(EXERCISE) Locate the string "this" throughout the material and copy every line in which it occurs.
──────── RECORDS
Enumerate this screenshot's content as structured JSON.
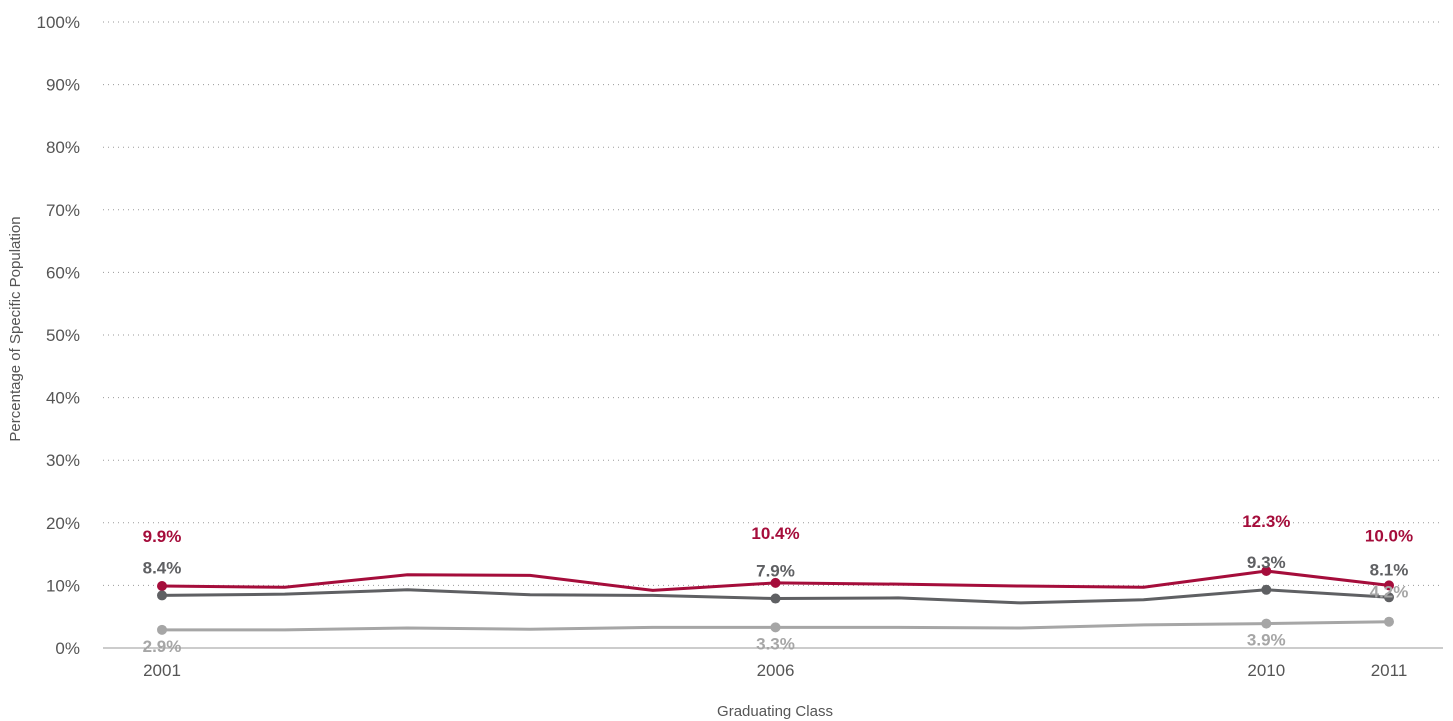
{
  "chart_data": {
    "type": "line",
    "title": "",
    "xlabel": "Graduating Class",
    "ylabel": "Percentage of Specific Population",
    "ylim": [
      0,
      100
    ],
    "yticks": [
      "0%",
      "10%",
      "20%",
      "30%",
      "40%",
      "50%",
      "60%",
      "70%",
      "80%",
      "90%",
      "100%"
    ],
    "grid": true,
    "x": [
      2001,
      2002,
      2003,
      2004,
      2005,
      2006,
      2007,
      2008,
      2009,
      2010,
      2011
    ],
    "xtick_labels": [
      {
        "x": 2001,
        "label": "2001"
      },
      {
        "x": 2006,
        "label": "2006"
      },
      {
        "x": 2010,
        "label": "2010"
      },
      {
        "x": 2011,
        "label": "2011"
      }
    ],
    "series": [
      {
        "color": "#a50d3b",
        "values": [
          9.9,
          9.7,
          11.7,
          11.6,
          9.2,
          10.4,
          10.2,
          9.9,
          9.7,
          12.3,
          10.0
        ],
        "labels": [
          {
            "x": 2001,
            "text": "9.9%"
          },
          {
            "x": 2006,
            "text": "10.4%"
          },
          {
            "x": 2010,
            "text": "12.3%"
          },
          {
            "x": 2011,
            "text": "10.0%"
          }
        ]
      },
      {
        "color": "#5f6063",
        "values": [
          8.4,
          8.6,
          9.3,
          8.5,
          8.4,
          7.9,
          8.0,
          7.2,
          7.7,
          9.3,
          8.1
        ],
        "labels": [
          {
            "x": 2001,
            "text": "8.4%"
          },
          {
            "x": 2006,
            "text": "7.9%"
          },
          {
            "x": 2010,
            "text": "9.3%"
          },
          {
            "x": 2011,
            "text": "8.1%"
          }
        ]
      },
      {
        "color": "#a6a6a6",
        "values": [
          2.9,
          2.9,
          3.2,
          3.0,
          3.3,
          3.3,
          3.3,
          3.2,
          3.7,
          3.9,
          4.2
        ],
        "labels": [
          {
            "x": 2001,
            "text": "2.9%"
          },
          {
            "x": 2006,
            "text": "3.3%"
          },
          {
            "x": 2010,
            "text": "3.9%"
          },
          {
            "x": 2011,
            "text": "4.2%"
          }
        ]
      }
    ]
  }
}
────────────────
──────── RECORDS
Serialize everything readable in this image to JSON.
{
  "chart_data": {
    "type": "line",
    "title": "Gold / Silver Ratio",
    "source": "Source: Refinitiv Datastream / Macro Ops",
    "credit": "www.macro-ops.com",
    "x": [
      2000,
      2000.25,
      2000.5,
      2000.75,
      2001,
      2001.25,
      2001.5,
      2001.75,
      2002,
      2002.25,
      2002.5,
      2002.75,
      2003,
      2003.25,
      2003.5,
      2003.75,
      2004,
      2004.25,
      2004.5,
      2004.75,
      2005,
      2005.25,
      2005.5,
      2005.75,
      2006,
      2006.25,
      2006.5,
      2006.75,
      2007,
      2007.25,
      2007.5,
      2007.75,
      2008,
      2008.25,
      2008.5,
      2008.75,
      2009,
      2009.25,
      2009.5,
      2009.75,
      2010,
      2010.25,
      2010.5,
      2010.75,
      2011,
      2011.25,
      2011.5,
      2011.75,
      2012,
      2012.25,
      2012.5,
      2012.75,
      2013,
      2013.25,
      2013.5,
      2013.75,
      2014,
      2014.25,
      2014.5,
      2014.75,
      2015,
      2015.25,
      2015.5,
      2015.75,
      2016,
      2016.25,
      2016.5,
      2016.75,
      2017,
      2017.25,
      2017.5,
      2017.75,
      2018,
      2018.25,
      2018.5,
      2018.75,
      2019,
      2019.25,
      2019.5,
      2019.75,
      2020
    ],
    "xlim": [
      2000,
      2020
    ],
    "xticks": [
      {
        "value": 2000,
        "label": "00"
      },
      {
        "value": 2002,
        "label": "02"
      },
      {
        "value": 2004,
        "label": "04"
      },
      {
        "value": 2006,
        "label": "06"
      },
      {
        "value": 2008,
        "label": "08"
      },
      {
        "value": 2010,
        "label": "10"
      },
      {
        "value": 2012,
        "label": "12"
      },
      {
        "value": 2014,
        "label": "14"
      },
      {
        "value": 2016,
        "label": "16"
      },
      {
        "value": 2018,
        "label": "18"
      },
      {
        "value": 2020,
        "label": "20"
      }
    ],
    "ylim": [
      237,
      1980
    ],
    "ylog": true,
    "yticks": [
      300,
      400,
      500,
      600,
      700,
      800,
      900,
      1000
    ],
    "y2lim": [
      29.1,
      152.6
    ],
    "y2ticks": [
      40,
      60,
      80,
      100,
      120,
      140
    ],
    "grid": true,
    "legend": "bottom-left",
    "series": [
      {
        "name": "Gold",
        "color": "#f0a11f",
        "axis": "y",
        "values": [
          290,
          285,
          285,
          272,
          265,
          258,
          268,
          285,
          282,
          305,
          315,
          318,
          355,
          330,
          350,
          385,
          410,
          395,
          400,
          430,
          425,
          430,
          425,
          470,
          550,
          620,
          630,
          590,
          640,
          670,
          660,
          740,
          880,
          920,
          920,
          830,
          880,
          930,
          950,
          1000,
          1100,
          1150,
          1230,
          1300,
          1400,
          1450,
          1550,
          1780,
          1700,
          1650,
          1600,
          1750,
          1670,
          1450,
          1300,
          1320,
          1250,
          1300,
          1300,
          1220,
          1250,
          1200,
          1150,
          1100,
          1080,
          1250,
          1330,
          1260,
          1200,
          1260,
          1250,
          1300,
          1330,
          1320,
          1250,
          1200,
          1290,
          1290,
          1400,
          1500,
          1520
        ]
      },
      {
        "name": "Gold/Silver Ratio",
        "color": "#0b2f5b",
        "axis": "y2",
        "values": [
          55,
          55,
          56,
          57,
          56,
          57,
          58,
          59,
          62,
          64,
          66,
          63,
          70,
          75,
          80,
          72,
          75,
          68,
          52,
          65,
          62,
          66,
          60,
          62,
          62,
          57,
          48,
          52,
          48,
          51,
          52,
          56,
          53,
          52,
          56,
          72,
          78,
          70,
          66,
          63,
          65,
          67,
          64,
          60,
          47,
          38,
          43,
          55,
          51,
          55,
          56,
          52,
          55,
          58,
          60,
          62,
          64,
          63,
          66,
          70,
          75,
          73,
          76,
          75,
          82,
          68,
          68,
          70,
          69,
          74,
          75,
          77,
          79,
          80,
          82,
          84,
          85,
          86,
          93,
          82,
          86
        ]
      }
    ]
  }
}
────────────────
──────── RECORDS
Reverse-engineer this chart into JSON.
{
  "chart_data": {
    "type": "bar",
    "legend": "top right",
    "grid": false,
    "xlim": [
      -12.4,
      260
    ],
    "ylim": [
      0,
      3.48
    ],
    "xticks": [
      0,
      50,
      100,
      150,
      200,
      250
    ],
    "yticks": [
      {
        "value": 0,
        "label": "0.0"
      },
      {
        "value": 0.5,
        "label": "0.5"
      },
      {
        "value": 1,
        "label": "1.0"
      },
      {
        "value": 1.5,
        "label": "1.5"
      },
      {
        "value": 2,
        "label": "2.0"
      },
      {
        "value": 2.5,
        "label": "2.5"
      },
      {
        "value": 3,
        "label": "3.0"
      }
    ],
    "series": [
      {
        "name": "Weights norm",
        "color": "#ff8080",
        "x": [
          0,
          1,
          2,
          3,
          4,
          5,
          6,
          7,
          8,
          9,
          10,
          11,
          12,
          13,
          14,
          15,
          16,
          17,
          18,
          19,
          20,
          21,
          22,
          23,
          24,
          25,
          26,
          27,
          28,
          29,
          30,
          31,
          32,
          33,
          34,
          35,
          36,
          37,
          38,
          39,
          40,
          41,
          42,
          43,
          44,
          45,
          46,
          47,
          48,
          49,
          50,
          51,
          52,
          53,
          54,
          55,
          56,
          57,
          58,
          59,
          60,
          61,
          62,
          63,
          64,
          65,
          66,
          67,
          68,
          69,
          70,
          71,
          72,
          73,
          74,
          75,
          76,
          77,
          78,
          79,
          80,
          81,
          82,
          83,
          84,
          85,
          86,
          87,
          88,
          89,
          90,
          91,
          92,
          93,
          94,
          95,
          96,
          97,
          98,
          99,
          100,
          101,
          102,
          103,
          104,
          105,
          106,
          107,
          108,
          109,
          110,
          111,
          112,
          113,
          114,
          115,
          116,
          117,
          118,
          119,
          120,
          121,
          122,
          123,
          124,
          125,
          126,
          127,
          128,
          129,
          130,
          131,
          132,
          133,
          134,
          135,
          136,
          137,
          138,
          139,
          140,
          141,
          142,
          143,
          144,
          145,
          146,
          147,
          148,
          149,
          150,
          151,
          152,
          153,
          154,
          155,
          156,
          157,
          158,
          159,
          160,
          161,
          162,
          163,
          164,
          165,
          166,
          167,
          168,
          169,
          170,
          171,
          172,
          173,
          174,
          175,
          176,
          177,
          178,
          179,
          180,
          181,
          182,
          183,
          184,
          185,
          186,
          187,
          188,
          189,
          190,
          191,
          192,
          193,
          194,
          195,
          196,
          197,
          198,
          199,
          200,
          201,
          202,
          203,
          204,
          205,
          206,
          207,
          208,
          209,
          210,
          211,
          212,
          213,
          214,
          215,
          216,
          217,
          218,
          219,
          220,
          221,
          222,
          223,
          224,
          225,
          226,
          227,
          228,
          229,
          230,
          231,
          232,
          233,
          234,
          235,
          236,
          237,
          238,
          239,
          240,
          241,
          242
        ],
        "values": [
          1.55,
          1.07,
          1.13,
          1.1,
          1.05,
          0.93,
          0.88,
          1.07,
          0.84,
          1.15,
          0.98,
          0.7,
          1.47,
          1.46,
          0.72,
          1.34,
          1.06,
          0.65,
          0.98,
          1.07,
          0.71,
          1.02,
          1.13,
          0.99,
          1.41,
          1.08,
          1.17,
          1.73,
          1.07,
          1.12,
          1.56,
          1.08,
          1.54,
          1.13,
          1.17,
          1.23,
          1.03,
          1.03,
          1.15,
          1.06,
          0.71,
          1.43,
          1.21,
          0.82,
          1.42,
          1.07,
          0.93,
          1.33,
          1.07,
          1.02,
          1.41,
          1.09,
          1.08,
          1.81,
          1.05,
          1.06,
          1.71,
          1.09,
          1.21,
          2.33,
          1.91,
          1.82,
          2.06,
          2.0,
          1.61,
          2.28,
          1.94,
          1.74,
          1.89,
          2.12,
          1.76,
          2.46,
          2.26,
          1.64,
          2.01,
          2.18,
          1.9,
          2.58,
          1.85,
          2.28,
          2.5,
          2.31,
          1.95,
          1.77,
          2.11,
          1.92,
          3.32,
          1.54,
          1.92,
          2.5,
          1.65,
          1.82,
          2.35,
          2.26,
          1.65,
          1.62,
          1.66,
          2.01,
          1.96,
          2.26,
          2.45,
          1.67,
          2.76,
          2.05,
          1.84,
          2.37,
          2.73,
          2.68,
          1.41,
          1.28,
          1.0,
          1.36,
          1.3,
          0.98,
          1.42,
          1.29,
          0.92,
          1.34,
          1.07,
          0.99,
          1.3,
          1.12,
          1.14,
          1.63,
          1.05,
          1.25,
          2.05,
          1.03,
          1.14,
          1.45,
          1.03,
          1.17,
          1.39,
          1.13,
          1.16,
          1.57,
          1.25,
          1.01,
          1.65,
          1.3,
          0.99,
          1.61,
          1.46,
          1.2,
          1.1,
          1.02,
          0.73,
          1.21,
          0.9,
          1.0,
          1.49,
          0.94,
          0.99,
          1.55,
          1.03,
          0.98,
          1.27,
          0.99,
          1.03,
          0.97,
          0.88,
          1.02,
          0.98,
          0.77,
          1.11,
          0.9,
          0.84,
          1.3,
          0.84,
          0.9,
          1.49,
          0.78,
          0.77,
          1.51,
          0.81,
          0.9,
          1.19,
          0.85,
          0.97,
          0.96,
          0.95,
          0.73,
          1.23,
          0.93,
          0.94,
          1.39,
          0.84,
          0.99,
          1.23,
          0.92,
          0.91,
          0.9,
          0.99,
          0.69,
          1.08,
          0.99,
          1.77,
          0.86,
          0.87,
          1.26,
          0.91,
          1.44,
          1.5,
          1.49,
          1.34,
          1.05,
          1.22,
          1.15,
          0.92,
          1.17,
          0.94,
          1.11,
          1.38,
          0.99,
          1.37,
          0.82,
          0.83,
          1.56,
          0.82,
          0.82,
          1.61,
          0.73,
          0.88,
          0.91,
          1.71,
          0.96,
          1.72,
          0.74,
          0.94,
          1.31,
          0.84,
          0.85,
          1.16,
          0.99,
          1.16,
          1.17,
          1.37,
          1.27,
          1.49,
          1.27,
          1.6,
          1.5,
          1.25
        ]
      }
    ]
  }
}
────────────────
(REPLY)
Enumerate this screenshot's content as structured JSON.
Serialize everything readable in this image to JSON.
Reverse-engineer this chart into JSON.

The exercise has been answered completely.